- TASK TO COMPLETE: Go through the listing and write out all of it exactly.

* begin LISTED ENTRIES *

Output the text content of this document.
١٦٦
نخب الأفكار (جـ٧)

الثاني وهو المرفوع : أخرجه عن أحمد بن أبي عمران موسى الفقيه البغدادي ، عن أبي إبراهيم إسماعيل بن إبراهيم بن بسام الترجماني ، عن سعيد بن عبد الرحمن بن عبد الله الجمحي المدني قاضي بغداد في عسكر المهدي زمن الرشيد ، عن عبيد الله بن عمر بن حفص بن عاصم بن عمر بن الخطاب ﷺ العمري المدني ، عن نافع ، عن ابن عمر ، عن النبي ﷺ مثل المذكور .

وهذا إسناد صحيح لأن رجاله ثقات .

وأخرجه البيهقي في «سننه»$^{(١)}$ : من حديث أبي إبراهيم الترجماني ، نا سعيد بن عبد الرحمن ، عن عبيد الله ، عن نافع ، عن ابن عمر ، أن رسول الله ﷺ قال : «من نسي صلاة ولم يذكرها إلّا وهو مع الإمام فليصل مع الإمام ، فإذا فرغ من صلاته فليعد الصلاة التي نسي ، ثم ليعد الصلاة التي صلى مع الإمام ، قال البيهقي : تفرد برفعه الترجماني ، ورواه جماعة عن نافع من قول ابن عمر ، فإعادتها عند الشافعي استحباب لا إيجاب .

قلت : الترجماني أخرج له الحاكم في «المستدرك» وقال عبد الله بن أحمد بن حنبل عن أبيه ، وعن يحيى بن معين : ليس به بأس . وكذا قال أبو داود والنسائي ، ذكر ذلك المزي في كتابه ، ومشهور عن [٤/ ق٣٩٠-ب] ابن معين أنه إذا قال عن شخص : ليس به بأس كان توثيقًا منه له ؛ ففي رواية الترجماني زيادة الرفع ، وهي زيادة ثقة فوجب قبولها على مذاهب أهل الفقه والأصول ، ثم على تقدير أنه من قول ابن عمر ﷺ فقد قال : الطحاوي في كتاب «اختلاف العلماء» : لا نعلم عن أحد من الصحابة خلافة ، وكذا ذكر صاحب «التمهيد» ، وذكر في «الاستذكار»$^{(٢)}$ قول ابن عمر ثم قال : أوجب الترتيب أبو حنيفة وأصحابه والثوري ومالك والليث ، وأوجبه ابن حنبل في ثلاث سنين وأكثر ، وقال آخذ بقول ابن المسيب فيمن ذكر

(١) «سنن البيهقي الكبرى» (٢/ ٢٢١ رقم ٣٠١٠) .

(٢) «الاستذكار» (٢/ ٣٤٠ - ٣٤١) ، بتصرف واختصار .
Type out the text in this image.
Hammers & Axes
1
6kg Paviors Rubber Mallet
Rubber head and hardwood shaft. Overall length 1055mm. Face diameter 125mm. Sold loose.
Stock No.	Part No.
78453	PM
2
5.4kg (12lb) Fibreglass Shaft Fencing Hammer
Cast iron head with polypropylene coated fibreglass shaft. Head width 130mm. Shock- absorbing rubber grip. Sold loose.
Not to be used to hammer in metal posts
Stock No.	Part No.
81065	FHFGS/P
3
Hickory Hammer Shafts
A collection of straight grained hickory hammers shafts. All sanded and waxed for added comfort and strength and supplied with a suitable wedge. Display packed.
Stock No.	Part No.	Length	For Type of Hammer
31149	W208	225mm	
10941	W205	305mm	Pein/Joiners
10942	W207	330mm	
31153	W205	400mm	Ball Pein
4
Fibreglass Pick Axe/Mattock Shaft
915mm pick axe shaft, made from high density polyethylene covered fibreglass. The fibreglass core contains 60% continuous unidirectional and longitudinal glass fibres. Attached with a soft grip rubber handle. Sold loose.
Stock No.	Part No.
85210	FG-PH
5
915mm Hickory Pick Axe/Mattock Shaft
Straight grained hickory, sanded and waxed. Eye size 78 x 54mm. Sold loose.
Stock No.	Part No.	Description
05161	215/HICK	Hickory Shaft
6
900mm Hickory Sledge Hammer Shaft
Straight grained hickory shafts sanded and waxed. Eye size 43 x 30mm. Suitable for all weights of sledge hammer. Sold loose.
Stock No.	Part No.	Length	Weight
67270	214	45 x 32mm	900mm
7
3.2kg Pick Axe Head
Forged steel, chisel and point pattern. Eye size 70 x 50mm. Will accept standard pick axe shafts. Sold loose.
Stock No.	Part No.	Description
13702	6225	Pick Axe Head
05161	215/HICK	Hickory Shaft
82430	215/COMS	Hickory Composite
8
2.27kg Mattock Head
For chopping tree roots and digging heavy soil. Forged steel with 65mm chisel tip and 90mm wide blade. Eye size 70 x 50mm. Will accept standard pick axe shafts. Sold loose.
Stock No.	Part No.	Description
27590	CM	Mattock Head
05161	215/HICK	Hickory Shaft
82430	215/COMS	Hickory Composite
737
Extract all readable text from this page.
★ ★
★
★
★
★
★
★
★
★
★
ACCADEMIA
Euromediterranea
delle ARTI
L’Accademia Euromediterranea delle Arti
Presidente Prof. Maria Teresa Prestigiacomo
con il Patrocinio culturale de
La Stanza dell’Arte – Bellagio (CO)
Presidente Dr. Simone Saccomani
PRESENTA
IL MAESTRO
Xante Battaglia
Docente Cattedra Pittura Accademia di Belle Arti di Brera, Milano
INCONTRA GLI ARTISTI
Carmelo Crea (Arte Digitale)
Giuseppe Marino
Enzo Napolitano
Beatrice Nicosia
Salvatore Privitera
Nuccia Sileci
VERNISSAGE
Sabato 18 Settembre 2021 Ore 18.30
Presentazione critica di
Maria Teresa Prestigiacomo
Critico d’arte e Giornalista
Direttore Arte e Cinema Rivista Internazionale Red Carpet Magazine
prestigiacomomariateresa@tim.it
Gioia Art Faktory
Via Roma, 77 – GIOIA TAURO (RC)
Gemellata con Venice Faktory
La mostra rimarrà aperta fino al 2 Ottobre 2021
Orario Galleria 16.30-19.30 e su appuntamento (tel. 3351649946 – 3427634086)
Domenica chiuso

* end LISTED ENTRIES *

- RESULT FOR THIS TASK:
Output the text content of this document.
١٦٦
نخب الأفكار (جـ٧)

الثاني وهو المرفوع : أخرجه عن أحمد بن أبي عمران موسى الفقيه البغدادي ، عن أبي إبراهيم إسماعيل بن إبراهيم بن بسام الترجماني ، عن سعيد بن عبد الرحمن بن عبد الله الجمحي المدني قاضي بغداد في عسكر المهدي زمن الرشيد ، عن عبيد الله بن عمر بن حفص بن عاصم بن عمر بن الخطاب ﷺ العمري المدني ، عن نافع ، عن ابن عمر ، عن النبي ﷺ مثل المذكور .

وهذا إسناد صحيح لأن رجاله ثقات .

وأخرجه البيهقي في «سننه»$^{(١)}$ : من حديث أبي إبراهيم الترجماني ، نا سعيد بن عبد الرحمن ، عن عبيد الله ، عن نافع ، عن ابن عمر ، أن رسول الله ﷺ قال : «من نسي صلاة ولم يذكرها إلّا وهو مع الإمام فليصل مع الإمام ، فإذا فرغ من صلاته فليعد الصلاة التي نسي ، ثم ليعد الصلاة التي صلى مع الإمام ، قال البيهقي : تفرد برفعه الترجماني ، ورواه جماعة عن نافع من قول ابن عمر ، فإعادتها عند الشافعي استحباب لا إيجاب .

قلت : الترجماني أخرج له الحاكم في «المستدرك» وقال عبد الله بن أحمد بن حنبل عن أبيه ، وعن يحيى بن معين : ليس به بأس . وكذا قال أبو داود والنسائي ، ذكر ذلك المزي في كتابه ، ومشهور عن [٤/ ق٣٩٠-ب] ابن معين أنه إذا قال عن شخص : ليس به بأس كان توثيقًا منه له ؛ ففي رواية الترجماني زيادة الرفع ، وهي زيادة ثقة فوجب قبولها على مذاهب أهل الفقه والأصول ، ثم على تقدير أنه من قول ابن عمر ﷺ فقد قال : الطحاوي في كتاب «اختلاف العلماء» : لا نعلم عن أحد من الصحابة خلافة ، وكذا ذكر صاحب «التمهيد» ، وذكر في «الاستذكار»$^{(٢)}$ قول ابن عمر ثم قال : أوجب الترتيب أبو حنيفة وأصحابه والثوري ومالك والليث ، وأوجبه ابن حنبل في ثلاث سنين وأكثر ، وقال آخذ بقول ابن المسيب فيمن ذكر

(١) «سنن البيهقي الكبرى» (٢/ ٢٢١ رقم ٣٠١٠) .

(٢) «الاستذكار» (٢/ ٣٤٠ - ٣٤١) ، بتصرف واختصار .
Type out the text in this image.
Hammers & Axes
1
6kg Paviors Rubber Mallet
Rubber head and hardwood shaft. Overall length 1055mm. Face diameter 125mm. Sold loose.
Stock No.	Part No.
78453	PM
2
5.4kg (12lb) Fibreglass Shaft Fencing Hammer
Cast iron head with polypropylene coated fibreglass shaft. Head width 130mm. Shock- absorbing rubber grip. Sold loose.
Not to be used to hammer in metal posts
Stock No.	Part No.
81065	FHFGS/P
3
Hickory Hammer Shafts
A collection of straight grained hickory hammers shafts. All sanded and waxed for added comfort and strength and supplied with a suitable wedge. Display packed.
Stock No.	Part No.	Length	For Type of Hammer
31149	W208	225mm	
10941	W205	305mm	Pein/Joiners
10942	W207	330mm	
31153	W205	400mm	Ball Pein
4
Fibreglass Pick Axe/Mattock Shaft
915mm pick axe shaft, made from high density polyethylene covered fibreglass. The fibreglass core contains 60% continuous unidirectional and longitudinal glass fibres. Attached with a soft grip rubber handle. Sold loose.
Stock No.	Part No.
85210	FG-PH
5
915mm Hickory Pick Axe/Mattock Shaft
Straight grained hickory, sanded and waxed. Eye size 78 x 54mm. Sold loose.
Stock No.	Part No.	Description
05161	215/HICK	Hickory Shaft
6
900mm Hickory Sledge Hammer Shaft
Straight grained hickory shafts sanded and waxed. Eye size 43 x 30mm. Suitable for all weights of sledge hammer. Sold loose.
Stock No.	Part No.	Length	Weight
67270	214	45 x 32mm	900mm
7
3.2kg Pick Axe Head
Forged steel, chisel and point pattern. Eye size 70 x 50mm. Will accept standard pick axe shafts. Sold loose.
Stock No.	Part No.	Description
13702	6225	Pick Axe Head
05161	215/HICK	Hickory Shaft
82430	215/COMS	Hickory Composite
8
2.27kg Mattock Head
For chopping tree roots and digging heavy soil. Forged steel with 65mm chisel tip and 90mm wide blade. Eye size 70 x 50mm. Will accept standard pick axe shafts. Sold loose.
Stock No.	Part No.	Description
27590	CM	Mattock Head
05161	215/HICK	Hickory Shaft
82430	215/COMS	Hickory Composite
737
Extract all readable text from this page.
★ ★
★
★
★
★
★
★
★
★
★
ACCADEMIA
Euromediterranea
delle ARTI
L’Accademia Euromediterranea delle Arti
Presidente Prof. Maria Teresa Prestigiacomo
con il Patrocinio culturale de
La Stanza dell’Arte – Bellagio (CO)
Presidente Dr. Simone Saccomani
PRESENTA
IL MAESTRO
Xante Battaglia
Docente Cattedra Pittura Accademia di Belle Arti di Brera, Milano
INCONTRA GLI ARTISTI
Carmelo Crea (Arte Digitale)
Giuseppe Marino
Enzo Napolitano
Beatrice Nicosia
Salvatore Privitera
Nuccia Sileci
VERNISSAGE
Sabato 18 Settembre 2021 Ore 18.30
Presentazione critica di
Maria Teresa Prestigiacomo
Critico d’arte e Giornalista
Direttore Arte e Cinema Rivista Internazionale Red Carpet Magazine
prestigiacomomariateresa@tim.it
Gioia Art Faktory
Via Roma, 77 – GIOIA TAURO (RC)
Gemellata con Venice Faktory
La mostra rimarrà aperta fino al 2 Ottobre 2021
Orario Galleria 16.30-19.30 e su appuntamento (tel. 3351649946 – 3427634086)
Domenica chiuso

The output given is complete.